INSTRUCTIONS TO FOLLOW :: Once you have read the records below, write them all out exactly as given.

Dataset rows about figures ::
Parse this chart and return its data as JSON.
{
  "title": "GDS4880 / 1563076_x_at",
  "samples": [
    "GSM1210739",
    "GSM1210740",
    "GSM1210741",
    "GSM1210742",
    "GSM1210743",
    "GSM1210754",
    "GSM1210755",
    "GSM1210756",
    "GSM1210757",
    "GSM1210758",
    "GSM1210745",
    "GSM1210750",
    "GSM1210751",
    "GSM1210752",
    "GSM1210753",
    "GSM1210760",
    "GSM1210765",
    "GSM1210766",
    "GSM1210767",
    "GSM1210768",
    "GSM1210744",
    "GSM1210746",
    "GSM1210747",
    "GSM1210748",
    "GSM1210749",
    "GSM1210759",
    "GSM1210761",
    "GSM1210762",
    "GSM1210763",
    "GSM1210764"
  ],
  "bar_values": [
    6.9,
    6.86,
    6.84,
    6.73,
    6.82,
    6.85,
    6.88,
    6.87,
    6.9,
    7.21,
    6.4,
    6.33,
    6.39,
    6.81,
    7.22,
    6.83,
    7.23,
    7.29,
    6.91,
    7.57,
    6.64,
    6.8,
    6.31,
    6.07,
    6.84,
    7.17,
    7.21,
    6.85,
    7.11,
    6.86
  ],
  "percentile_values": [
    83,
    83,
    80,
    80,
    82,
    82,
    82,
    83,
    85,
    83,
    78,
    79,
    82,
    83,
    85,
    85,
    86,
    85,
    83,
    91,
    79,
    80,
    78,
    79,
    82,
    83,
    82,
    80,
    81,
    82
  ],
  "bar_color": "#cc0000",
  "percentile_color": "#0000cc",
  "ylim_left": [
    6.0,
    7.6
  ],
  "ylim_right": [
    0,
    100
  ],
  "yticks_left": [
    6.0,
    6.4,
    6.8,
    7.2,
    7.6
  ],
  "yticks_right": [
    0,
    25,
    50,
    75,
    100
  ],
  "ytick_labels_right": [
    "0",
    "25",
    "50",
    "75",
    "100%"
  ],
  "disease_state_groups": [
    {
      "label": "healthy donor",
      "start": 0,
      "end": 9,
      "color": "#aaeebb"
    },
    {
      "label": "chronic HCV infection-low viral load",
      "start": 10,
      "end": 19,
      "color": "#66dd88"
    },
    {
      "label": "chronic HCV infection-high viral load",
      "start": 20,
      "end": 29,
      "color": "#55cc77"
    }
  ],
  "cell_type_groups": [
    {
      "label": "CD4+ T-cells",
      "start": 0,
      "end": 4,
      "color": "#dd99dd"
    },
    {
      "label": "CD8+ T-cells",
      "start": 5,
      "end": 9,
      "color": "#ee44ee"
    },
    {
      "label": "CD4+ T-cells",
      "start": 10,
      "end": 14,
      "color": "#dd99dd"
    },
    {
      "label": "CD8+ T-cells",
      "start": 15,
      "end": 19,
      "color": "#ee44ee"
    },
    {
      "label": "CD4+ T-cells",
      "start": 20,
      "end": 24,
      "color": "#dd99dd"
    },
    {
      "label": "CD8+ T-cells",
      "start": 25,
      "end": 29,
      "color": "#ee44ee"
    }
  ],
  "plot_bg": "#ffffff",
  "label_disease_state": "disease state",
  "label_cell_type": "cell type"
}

ANSWER BELOW ::
Parse this chart and return its data as JSON.
{
  "title": "GDS4880 / 1563076_x_at",
  "samples": [
    "GSM1210739",
    "GSM1210740",
    "GSM1210741",
    "GSM1210742",
    "GSM1210743",
    "GSM1210754",
    "GSM1210755",
    "GSM1210756",
    "GSM1210757",
    "GSM1210758",
    "GSM1210745",
    "GSM1210750",
    "GSM1210751",
    "GSM1210752",
    "GSM1210753",
    "GSM1210760",
    "GSM1210765",
    "GSM1210766",
    "GSM1210767",
    "GSM1210768",
    "GSM1210744",
    "GSM1210746",
    "GSM1210747",
    "GSM1210748",
    "GSM1210749",
    "GSM1210759",
    "GSM1210761",
    "GSM1210762",
    "GSM1210763",
    "GSM1210764"
  ],
  "bar_values": [
    6.9,
    6.86,
    6.84,
    6.73,
    6.82,
    6.85,
    6.88,
    6.87,
    6.9,
    7.21,
    6.4,
    6.33,
    6.39,
    6.81,
    7.22,
    6.83,
    7.23,
    7.29,
    6.91,
    7.57,
    6.64,
    6.8,
    6.31,
    6.07,
    6.84,
    7.17,
    7.21,
    6.85,
    7.11,
    6.86
  ],
  "percentile_values": [
    83,
    83,
    80,
    80,
    82,
    82,
    82,
    83,
    85,
    83,
    78,
    79,
    82,
    83,
    85,
    85,
    86,
    85,
    83,
    91,
    79,
    80,
    78,
    79,
    82,
    83,
    82,
    80,
    81,
    82
  ],
  "bar_color": "#cc0000",
  "percentile_color": "#0000cc",
  "ylim_left": [
    6.0,
    7.6
  ],
  "ylim_right": [
    0,
    100
  ],
  "yticks_left": [
    6.0,
    6.4,
    6.8,
    7.2,
    7.6
  ],
  "yticks_right": [
    0,
    25,
    50,
    75,
    100
  ],
  "ytick_labels_right": [
    "0",
    "25",
    "50",
    "75",
    "100%"
  ],
  "disease_state_groups": [
    {
      "label": "healthy donor",
      "start": 0,
      "end": 9,
      "color": "#aaeebb"
    },
    {
      "label": "chronic HCV infection-low viral load",
      "start": 10,
      "end": 19,
      "color": "#66dd88"
    },
    {
      "label": "chronic HCV infection-high viral load",
      "start": 20,
      "end": 29,
      "color": "#55cc77"
    }
  ],
  "cell_type_groups": [
    {
      "label": "CD4+ T-cells",
      "start": 0,
      "end": 4,
      "color": "#dd99dd"
    },
    {
      "label": "CD8+ T-cells",
      "start": 5,
      "end": 9,
      "color": "#ee44ee"
    },
    {
      "label": "CD4+ T-cells",
      "start": 10,
      "end": 14,
      "color": "#dd99dd"
    },
    {
      "label": "CD8+ T-cells",
      "start": 15,
      "end": 19,
      "color": "#ee44ee"
    },
    {
      "label": "CD4+ T-cells",
      "start": 20,
      "end": 24,
      "color": "#dd99dd"
    },
    {
      "label": "CD8+ T-cells",
      "start": 25,
      "end": 29,
      "color": "#ee44ee"
    }
  ],
  "plot_bg": "#ffffff",
  "label_disease_state": "disease state",
  "label_cell_type": "cell type"
}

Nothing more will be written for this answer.